> Aim of the exercise: Pictures stay out; everything else in the records below is copied exactly.

[Collected data]
## Start

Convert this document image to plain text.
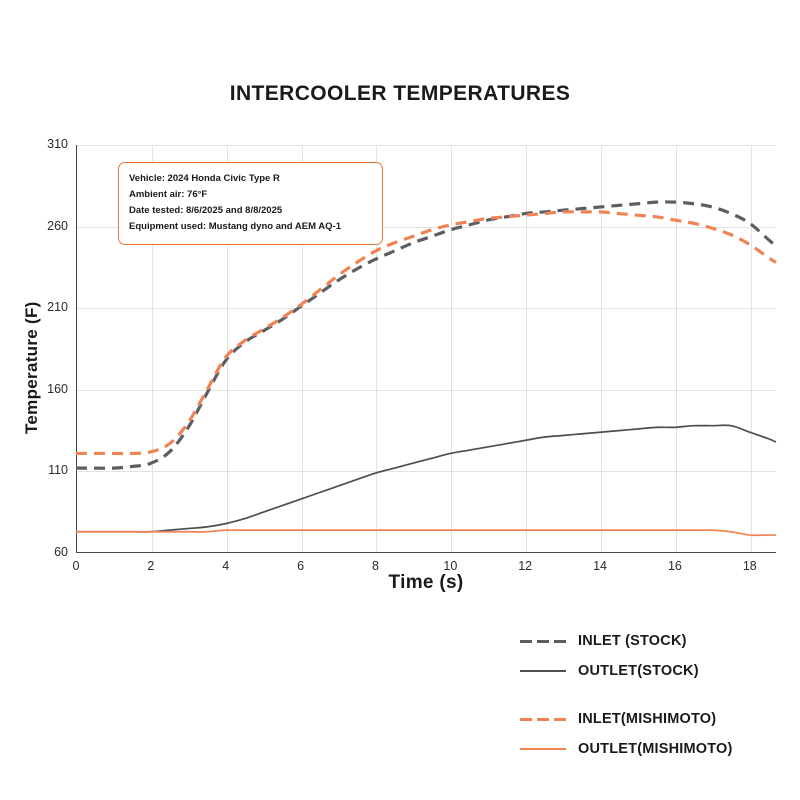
INTERCOOLER TEMPERATURES
Temperature (F)
Time (s)
0	2	4	6	8	10	12	14	16	18
60
110
160
210
260
310
Vehicle: 2024 Honda Civic Type R
Ambient air: 76°F
Date tested: 8/6/2025 and 8/8/2025
Equipment used: Mustang dyno and AEM AQ-1
INLET (STOCK)
OUTLET(STOCK)
INLET(MISHIMOTO)
OUTLET(MISHIMOTO)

## End

> Answer below:
Convert this document image to plain text.
INTERCOOLER TEMPERATURES
Temperature (F)
Time (s)
0	2	4	6	8	10	12	14	16	18
60
110
160
210
260
310
Vehicle: 2024 Honda Civic Type R
Ambient air: 76°F
Date tested: 8/6/2025 and 8/8/2025
Equipment used: Mustang dyno and AEM AQ-1
INLET (STOCK)
OUTLET(STOCK)
INLET(MISHIMOTO)
OUTLET(MISHIMOTO)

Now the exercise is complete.